▸ Input rows:
◇ ◇ ◇
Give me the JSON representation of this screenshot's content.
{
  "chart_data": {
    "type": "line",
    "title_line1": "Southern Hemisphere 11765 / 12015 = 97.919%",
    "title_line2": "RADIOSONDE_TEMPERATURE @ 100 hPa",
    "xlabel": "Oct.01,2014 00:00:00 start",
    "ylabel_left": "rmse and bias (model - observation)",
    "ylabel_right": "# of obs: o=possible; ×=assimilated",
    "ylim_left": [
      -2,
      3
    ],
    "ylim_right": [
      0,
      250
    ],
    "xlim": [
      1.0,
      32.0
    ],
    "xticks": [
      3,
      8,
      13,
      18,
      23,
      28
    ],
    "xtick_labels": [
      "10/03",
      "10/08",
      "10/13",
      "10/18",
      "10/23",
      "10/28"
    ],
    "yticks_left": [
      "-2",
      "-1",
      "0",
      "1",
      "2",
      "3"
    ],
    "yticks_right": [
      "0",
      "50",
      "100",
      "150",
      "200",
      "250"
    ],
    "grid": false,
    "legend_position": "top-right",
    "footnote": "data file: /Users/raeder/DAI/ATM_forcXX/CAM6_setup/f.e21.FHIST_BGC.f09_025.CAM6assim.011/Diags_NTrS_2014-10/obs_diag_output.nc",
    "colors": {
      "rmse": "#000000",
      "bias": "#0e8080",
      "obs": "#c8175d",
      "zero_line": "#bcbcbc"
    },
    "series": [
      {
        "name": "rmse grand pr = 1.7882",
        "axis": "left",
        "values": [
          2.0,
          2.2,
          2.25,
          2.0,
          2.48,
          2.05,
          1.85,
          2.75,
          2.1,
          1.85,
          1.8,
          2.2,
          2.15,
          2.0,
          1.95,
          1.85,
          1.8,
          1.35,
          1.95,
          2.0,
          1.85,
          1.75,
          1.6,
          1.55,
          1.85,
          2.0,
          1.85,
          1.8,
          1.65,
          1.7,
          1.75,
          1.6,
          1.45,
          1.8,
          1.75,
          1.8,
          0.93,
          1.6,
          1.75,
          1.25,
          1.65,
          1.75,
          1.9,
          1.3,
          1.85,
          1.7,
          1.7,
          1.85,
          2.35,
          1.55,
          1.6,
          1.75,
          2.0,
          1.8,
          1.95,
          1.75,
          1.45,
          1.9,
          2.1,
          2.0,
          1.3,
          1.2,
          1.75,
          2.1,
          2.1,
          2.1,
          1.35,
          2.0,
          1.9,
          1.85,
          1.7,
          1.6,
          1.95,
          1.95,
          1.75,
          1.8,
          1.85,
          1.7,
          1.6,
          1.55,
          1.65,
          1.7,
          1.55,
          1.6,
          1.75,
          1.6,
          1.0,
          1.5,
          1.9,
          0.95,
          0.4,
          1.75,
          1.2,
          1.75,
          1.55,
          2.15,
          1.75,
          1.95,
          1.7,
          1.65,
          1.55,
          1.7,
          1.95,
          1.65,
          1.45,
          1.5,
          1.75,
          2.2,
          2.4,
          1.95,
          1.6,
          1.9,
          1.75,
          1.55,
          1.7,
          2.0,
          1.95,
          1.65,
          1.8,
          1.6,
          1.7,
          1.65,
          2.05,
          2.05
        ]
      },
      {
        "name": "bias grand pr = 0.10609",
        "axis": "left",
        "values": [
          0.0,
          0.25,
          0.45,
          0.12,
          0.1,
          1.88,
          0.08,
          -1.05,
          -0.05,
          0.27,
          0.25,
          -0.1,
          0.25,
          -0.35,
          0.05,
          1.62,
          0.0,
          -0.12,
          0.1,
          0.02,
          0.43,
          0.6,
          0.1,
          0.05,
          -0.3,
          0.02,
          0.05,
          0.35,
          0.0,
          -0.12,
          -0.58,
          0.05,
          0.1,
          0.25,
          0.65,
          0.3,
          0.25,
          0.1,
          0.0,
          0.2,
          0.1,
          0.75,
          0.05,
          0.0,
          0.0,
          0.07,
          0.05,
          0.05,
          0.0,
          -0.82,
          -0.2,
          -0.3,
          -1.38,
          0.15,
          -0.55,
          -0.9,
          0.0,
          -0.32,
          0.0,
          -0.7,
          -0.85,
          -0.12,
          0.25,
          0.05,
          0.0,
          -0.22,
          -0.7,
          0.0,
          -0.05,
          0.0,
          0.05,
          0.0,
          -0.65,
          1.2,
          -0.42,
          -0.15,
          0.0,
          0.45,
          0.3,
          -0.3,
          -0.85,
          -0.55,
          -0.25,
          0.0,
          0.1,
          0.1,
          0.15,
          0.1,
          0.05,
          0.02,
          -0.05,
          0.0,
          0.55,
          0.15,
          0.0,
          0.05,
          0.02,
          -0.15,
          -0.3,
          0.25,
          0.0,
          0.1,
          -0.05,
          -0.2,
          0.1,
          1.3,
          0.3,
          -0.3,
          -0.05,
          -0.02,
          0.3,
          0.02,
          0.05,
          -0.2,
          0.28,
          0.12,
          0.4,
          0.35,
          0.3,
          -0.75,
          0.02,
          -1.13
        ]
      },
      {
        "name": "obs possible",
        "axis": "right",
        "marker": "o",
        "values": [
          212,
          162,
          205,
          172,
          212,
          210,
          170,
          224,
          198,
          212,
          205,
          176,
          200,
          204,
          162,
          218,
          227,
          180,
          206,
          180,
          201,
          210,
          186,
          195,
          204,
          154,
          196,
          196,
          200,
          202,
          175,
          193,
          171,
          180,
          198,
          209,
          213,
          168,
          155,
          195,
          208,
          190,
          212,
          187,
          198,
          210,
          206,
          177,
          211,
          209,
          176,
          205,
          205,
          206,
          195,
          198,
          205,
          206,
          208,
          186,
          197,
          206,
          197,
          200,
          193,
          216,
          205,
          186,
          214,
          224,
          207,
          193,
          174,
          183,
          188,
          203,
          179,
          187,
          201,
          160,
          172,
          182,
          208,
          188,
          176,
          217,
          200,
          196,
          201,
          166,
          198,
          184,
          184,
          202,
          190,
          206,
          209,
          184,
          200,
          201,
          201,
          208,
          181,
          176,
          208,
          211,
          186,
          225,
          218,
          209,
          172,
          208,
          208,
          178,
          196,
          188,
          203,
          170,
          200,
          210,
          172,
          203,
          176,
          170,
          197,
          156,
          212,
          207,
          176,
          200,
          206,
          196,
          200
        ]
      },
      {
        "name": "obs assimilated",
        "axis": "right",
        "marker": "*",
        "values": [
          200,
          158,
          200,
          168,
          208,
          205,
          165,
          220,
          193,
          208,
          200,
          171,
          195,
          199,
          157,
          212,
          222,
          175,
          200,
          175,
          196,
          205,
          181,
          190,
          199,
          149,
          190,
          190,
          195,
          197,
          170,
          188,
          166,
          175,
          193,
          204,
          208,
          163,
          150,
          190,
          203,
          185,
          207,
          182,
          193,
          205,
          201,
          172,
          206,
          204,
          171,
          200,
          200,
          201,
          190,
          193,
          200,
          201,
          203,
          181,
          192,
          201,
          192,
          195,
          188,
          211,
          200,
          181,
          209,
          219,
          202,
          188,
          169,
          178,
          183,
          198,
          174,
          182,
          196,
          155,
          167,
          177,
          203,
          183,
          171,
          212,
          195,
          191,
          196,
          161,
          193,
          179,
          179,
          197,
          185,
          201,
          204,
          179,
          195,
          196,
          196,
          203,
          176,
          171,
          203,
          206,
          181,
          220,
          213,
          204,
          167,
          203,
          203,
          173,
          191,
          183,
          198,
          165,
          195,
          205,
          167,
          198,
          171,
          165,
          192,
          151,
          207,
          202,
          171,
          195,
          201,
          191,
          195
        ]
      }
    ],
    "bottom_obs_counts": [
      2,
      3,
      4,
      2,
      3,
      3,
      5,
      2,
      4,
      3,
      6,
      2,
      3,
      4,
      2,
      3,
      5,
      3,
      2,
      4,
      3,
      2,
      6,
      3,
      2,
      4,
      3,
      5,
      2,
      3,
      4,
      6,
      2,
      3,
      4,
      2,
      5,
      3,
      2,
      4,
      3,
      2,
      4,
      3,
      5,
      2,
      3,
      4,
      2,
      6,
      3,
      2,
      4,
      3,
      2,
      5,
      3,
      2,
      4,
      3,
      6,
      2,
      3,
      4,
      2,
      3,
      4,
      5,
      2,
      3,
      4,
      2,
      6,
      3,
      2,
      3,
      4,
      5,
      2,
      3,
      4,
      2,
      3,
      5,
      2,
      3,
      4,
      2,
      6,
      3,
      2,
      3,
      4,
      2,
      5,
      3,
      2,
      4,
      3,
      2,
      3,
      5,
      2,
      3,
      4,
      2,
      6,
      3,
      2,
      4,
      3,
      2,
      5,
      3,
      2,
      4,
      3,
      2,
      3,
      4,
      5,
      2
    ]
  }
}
◇ ◇ ◇
Scan the material above. Copy each line that holds the word "assimilated".

▸ Response to this task:
    "ylabel_right": "# of obs: o=possible; ×=assimilated",
        "name": "obs assimilated",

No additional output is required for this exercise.